[KUTIPAN TEKS]
=======
Menurut Mulyadi (2001: 582), keunggulan pendekatan Balanced Scorecard dalam sistem perencanaan strategik adalah mampu menghasilkan rencana strategik yang memiliki karakteristik sebagai berikut:

a. Komprehensif

Balanced Scorecard memperluas perspektif yang ada dalam perencanaan strategik, dari yang sebelumnya hanya pada perspektif keuangan, meluas ke tiga perspektif yang lain, yaitu: pelanggan, proses bisnis internal, serta pembelajaran dan pertumbuhan. Perluasan perspektif rencana strategik ke perspektif non keuangan tersebut menghasilkan manfaat sebagai berikut:

1) Menjanjikan kinerja keuangan yang berlipat ganda dan berjangka panjang.

2) Memampukan perusahaan untuk memasuki lingkungan bisnis yang kompleks.

b. Koheren

Balanced Scorecard mewajibkan personel untuk membangun hubungan sebab akibat di antara berbagai sasaran strategik yang dihasilkan dalam perencanaan strategik. Setiap sasaran strategik yang ditetapkan dalam perspektif non keuangan harus mempunyai hubungan

kausal dengan sasaran keuangan, baik secara langsung ataupun tidak langsung.

Dengan demikian, kekoherenan sasaran strategik yang dihasilkan dalam sistem perencanaan strategik memotivasi personel untuk bertanggung jawab dalam mencari inisiatif strategik yang bermanfaat untuk menghasilkan kinerja keuangan. Sistem perencanaan strategik yang menghasilkan sasaran strategik yang koheren akan menjanjikan pelipatgandaan kinerja keuangan berjangka panjang karena personel dimotivasi untuk mencari inisiatif strategik yang mempunyai manfaat bagi perwujudan sasaran strategik di perspektif keuangan, pelanggan, proses bisnis internal, pembelajaran dan pertumbuhan. Kekoherenan sasaran strategik yang menjanjikan pelipatgandaan kinerja keuangan sangat dibutuhkan oleh perusahaan untuk memasuki lingkungan bisnis yang kompetitif.
=======
[DATA YANG TERSEDIA]
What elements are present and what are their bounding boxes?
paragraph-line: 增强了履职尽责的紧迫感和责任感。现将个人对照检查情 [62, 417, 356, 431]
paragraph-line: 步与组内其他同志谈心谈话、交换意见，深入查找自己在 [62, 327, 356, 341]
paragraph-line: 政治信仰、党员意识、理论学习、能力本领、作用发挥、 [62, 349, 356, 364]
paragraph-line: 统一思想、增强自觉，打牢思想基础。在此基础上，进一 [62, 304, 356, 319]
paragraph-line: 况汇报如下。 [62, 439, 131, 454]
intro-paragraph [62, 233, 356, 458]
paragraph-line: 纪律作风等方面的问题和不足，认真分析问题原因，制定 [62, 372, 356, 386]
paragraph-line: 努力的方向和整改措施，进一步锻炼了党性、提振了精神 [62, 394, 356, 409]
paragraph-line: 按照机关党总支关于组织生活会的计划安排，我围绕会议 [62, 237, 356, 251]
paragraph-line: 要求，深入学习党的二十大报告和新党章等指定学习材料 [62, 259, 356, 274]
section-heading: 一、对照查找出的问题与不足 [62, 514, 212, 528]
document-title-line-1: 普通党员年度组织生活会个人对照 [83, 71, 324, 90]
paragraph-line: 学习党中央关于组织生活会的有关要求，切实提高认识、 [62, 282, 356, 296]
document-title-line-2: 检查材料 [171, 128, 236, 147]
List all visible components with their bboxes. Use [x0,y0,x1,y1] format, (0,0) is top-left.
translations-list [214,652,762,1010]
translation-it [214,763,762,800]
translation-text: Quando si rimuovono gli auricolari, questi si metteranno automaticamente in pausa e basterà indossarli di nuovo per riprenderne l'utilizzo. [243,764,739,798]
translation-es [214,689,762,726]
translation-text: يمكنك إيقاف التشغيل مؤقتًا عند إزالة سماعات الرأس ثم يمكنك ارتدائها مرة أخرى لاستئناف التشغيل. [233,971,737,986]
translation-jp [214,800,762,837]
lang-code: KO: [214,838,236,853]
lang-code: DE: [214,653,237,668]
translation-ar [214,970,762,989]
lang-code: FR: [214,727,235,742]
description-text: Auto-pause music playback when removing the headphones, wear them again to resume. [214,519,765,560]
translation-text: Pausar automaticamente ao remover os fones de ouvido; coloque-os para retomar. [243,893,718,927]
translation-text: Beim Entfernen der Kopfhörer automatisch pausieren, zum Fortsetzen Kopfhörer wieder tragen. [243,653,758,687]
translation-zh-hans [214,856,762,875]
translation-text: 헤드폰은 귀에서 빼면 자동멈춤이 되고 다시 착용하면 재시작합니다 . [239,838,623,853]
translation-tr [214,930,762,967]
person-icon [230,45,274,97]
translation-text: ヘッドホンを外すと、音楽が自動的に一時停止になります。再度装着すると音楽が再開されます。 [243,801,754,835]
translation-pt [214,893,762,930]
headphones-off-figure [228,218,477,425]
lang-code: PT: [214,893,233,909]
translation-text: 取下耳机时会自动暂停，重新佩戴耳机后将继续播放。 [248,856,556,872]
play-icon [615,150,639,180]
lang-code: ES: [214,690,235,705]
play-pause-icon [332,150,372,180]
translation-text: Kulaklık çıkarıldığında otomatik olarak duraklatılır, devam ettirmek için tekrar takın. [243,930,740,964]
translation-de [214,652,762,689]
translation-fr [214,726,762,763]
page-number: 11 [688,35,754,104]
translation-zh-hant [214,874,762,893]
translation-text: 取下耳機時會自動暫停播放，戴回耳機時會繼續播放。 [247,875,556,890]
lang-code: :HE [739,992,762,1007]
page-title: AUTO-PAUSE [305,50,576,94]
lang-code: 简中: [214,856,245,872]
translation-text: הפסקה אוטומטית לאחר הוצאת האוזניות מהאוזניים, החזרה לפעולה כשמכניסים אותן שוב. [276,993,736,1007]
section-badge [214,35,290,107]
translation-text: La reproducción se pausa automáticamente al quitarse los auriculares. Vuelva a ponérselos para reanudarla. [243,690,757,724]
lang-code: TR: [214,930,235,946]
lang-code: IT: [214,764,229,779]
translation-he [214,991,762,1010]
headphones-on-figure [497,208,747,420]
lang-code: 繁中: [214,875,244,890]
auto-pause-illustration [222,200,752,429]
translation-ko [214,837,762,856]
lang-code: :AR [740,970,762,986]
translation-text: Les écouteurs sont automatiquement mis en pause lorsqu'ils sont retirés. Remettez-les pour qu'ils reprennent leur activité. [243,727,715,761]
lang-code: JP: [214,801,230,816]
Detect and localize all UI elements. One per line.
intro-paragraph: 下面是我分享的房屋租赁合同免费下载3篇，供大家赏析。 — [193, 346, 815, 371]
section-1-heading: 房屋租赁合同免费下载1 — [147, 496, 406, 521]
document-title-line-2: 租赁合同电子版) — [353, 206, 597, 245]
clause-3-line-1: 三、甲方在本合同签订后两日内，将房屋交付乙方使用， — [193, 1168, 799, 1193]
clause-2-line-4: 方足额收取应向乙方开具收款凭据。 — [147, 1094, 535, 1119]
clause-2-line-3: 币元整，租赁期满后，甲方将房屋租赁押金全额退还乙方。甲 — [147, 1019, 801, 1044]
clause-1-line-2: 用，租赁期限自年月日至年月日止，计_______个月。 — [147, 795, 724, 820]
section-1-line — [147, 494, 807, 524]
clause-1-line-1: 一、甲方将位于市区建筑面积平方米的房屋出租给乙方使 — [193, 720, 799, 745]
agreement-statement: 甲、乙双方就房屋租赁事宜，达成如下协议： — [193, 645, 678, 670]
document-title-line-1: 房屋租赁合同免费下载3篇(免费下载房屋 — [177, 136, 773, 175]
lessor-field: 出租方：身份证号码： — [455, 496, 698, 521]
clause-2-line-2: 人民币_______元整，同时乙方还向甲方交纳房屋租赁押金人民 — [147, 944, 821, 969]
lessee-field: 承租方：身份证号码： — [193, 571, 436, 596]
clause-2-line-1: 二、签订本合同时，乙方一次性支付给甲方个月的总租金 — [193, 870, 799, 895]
=======
[YANG PERLU DIKERJAKAN]
1 > Jawab pertanyaan berikut berdasarkan kutipan tentang Balanced Scorecard:
(a) Pendapat siapa yang dirujuk di awal kutipan, beserta tahun dan halamannya?
(b) Selain perspektif keuangan, tiga perspektif apa yang ditambahkan oleh Balanced Scorecard?
(c) Menurut bagian "Koheren", hubungan apa yang harus dimiliki setiap sasaran strategik dalam perspektif non keuangan dengan sasaran keuangan?
2 > Salin kata demi kata bagian kutipan tentang Balanced Scorecard yang dimulai dengan "Balanced Scorecard memperluas" dan berlanjut hingga "bisnis yang kompleks.".
3 > Tuliskan bagian berikutnya dari kutipan tentang Balanced Scorecard, dimulai setelah kalimat terakhir yang ada.
Baris-baris data itu merupakan bahan tersendiri, terpisah dari kutipan tentang Balanced Scorecard.

[JAWABAN PER NOMOR]
1 >
(a) Mulyadi (2001: 582).
(b) Pelanggan, proses bisnis internal, serta pembelajaran dan pertumbuhan.
(c) Hubungan kausal, baik secara langsung ataupun tidak langsung.

2 >
Balanced Scorecard memperluas perspektif yang ada dalam perencanaan strategik, dari yang sebelumnya hanya pada perspektif keuangan, meluas ke tiga perspektif yang lain, yaitu: pelanggan, proses bisnis internal, serta pembelajaran dan pertumbuhan. Perluasan perspektif rencana strategik ke perspektif non keuangan tersebut menghasilkan manfaat sebagai berikut:

1) Menjanjikan kinerja keuangan yang berlipat ganda dan berjangka panjang.

2) Memampukan perusahaan untuk memasuki lingkungan bisnis yang kompleks.

3 >
c. Seimbang

Keseimbangan sasaran strategik yang dihasilkan oleh sistem perencanaan strategik penting untuk menghasilkan kinerja keuangan berjangka panjang. Jadi perlu diperlihatkan garis keseimbangan yang harus diusahakan dalam menerapkan sasaran-sasaran strategik di keempat perspektif.

d. Terukur

Keterukuran sasaran strategik yang dihasilkan oleh sistem perencanaan strategik menjanjikan ketercapaian berbagai sasaran strategik yang dihasilkan oleh sistem tersebut. Semua sasaran strategik ditentukan oleh ukurannya, baik untuk sasaran strategik di perspektif keuangan maupun sasaran strategik di perspektif non keuangan.

Dengan Balanced Scorecard, sasaran-sasaran strategik yang sulit diukur, seperti sasaran-sasaran strategik di perspektif non keuangan, ditentukan ukurannya agar dapat dikelola, sehingga dapat diwujudkan. Dengan demikian keterukuran sasaran-sasaran strategik di perspektif non keuangan tersebut menjanjikan perwujudan berbagai sasaran strategik non keuangan, sehingga kinerja keuangan dapat berlipat ganda dan berjangka panjang.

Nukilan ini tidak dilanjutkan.